- PROBLEM
Reproduce every one of the records below line for line, changing nothing.

— start —

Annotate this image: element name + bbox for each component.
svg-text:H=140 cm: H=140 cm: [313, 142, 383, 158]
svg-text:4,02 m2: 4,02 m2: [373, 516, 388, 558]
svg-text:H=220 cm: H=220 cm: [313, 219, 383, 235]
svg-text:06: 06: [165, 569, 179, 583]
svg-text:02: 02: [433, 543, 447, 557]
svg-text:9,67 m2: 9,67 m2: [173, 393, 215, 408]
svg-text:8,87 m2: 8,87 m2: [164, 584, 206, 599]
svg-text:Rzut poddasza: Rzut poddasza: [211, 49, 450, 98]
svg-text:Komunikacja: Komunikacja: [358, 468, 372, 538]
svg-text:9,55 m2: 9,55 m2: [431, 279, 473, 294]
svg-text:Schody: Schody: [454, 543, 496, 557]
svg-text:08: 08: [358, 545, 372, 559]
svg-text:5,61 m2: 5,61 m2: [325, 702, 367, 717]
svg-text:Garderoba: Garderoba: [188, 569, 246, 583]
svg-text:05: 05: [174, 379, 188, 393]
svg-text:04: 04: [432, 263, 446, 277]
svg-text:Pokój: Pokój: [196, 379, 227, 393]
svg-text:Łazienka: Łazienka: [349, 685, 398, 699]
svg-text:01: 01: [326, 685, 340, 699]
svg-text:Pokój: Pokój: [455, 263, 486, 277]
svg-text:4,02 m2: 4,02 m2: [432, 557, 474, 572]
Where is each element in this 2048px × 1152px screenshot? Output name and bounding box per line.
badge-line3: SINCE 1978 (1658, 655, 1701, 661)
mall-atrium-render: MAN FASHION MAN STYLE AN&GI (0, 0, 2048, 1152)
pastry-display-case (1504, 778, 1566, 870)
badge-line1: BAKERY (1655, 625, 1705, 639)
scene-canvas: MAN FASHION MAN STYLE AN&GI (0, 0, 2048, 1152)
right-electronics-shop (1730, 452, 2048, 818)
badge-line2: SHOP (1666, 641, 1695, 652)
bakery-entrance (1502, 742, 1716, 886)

— end —

- RESULT
Annotate this image: element name + bbox for each component.
svg-text:H=140 cm: H=140 cm: [313, 142, 383, 158]
svg-text:4,02 m2: 4,02 m2: [373, 516, 388, 558]
svg-text:H=220 cm: H=220 cm: [313, 219, 383, 235]
svg-text:06: 06: [165, 569, 179, 583]
svg-text:02: 02: [433, 543, 447, 557]
svg-text:9,67 m2: 9,67 m2: [173, 393, 215, 408]
svg-text:8,87 m2: 8,87 m2: [164, 584, 206, 599]
svg-text:Rzut poddasza: Rzut poddasza: [211, 49, 450, 98]
svg-text:Komunikacja: Komunikacja: [358, 468, 372, 538]
svg-text:9,55 m2: 9,55 m2: [431, 279, 473, 294]
svg-text:Schody: Schody: [454, 543, 496, 557]
svg-text:08: 08: [358, 545, 372, 559]
svg-text:5,61 m2: 5,61 m2: [325, 702, 367, 717]
svg-text:Garderoba: Garderoba: [188, 569, 246, 583]
svg-text:05: 05: [174, 379, 188, 393]
svg-text:04: 04: [432, 263, 446, 277]
svg-text:Pokój: Pokój: [196, 379, 227, 393]
svg-text:Łazienka: Łazienka: [349, 685, 398, 699]
svg-text:01: 01: [326, 685, 340, 699]
svg-text:Pokój: Pokój: [455, 263, 486, 277]
svg-text:4,02 m2: 4,02 m2: [432, 557, 474, 572]
Where is each element in this 2048px × 1152px screenshot? Output name and bounding box per line.
badge-line3: SINCE 1978 (1658, 655, 1701, 661)
mall-atrium-render: MAN FASHION MAN STYLE AN&GI (0, 0, 2048, 1152)
pastry-display-case (1504, 778, 1566, 870)
badge-line1: BAKERY (1655, 625, 1705, 639)
scene-canvas: MAN FASHION MAN STYLE AN&GI (0, 0, 2048, 1152)
right-electronics-shop (1730, 452, 2048, 818)
badge-line2: SHOP (1666, 641, 1695, 652)
bakery-entrance (1502, 742, 1716, 886)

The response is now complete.